Record extracts:
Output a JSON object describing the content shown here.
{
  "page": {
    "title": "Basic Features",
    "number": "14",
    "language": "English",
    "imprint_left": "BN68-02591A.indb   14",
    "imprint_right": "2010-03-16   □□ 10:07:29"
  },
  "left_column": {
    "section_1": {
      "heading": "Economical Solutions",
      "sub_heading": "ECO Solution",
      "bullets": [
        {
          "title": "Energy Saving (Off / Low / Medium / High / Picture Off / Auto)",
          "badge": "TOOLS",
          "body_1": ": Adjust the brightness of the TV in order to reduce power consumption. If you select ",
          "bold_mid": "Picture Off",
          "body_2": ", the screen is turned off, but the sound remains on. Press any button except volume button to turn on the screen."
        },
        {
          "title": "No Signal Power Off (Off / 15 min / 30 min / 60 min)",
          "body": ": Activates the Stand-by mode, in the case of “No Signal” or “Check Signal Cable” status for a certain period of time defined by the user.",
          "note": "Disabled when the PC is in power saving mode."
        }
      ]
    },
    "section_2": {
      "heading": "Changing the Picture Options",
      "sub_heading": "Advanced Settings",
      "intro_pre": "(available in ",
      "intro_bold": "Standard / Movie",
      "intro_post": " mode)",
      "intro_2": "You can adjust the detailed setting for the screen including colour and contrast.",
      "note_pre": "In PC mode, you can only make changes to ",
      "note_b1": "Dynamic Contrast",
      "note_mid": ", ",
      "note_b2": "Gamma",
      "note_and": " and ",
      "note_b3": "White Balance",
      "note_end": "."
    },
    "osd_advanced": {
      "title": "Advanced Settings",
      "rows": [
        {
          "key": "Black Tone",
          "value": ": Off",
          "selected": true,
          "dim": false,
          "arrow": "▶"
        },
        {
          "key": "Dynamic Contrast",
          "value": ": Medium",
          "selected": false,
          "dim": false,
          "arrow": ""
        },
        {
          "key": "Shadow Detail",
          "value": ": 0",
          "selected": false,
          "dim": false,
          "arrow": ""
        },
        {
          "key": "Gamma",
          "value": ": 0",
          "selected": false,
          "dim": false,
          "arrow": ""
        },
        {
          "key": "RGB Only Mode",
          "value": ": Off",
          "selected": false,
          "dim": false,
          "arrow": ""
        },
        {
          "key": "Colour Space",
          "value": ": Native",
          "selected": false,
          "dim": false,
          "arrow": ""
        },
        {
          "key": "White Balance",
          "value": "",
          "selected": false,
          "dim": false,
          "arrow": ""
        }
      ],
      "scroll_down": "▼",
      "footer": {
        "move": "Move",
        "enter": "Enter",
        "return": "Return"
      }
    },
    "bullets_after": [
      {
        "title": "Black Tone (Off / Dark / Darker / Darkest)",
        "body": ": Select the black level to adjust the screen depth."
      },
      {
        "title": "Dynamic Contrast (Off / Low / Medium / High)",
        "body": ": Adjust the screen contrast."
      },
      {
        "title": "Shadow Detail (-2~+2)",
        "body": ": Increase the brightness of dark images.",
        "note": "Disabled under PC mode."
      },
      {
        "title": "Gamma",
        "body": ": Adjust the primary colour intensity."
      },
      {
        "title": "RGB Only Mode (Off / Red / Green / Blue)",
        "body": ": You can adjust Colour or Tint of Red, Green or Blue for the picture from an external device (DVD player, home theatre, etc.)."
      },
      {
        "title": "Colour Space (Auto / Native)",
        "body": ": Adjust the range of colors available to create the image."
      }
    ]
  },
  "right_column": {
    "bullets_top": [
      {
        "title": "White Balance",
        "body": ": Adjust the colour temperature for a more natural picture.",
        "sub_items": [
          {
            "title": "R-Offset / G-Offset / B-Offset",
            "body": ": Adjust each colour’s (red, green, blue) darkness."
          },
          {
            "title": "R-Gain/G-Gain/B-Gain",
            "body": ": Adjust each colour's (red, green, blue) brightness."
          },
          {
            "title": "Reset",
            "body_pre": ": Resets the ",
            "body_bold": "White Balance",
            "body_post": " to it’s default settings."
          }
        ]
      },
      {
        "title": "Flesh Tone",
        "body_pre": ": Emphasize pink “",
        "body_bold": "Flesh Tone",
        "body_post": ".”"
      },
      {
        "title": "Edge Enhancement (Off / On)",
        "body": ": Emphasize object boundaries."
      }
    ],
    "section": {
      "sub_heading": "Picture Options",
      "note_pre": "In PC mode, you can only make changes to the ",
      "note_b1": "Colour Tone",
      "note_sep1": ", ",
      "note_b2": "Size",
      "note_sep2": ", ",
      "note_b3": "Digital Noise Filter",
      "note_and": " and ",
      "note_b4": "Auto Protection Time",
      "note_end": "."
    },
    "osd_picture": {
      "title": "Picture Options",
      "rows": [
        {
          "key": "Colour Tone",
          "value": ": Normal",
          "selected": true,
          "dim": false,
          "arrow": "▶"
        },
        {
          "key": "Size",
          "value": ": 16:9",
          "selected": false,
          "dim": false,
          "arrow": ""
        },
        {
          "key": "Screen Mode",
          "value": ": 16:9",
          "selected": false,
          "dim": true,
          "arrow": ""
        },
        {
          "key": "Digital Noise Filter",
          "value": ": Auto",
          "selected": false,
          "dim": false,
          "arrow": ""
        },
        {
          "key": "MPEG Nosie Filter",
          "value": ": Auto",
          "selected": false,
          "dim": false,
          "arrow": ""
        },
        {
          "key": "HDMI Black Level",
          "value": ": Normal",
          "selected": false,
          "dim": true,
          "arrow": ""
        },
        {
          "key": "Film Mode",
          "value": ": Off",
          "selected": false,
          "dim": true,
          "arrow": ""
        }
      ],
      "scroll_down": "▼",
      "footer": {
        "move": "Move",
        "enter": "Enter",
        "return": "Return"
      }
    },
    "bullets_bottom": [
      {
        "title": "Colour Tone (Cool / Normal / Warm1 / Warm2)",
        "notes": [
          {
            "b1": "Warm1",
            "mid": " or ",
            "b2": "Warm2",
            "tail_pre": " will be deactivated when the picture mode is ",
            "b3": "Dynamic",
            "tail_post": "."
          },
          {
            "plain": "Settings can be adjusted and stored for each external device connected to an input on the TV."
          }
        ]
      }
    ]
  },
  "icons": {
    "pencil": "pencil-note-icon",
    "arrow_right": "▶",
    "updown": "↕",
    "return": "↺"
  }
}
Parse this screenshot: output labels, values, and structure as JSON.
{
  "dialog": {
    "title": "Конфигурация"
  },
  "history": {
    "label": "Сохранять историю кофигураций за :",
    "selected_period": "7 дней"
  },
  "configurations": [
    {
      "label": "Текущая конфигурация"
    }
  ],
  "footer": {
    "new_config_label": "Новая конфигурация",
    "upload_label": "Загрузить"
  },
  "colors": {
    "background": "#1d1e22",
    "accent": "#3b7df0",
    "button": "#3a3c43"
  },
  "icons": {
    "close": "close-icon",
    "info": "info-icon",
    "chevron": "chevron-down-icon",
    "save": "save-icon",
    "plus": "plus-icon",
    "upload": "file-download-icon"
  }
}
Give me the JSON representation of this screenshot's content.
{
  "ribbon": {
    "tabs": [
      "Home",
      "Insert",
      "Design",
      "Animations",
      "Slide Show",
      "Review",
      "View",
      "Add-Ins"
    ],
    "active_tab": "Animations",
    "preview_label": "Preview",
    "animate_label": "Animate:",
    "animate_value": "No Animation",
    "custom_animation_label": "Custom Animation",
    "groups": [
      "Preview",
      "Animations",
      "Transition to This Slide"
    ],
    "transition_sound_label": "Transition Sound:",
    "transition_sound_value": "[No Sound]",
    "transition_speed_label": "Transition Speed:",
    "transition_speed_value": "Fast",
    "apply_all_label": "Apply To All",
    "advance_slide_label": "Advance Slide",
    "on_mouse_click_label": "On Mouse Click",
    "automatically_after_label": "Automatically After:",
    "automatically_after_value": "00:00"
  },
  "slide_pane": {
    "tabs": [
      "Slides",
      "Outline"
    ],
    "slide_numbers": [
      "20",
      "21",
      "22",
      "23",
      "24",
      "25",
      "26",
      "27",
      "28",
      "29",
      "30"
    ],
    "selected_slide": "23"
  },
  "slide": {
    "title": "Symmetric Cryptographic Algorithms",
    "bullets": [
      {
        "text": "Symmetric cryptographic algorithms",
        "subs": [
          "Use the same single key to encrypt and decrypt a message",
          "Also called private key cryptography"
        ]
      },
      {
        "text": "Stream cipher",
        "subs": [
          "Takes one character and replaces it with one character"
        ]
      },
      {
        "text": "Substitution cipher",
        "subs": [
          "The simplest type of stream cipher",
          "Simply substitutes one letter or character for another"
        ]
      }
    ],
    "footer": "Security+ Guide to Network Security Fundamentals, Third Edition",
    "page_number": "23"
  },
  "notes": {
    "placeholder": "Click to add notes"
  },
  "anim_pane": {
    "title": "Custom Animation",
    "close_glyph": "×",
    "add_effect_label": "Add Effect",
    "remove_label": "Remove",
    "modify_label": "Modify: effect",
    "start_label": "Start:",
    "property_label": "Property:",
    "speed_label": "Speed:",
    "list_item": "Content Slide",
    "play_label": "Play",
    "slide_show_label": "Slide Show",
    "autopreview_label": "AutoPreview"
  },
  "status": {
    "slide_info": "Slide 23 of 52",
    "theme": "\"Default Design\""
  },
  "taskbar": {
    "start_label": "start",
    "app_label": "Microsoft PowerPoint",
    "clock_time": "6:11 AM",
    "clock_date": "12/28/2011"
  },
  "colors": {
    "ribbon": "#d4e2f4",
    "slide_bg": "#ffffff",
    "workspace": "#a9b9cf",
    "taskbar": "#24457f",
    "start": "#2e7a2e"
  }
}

Exercise instructions:
Return nothing except the number of lines that include the string "each".

Exercise output:
3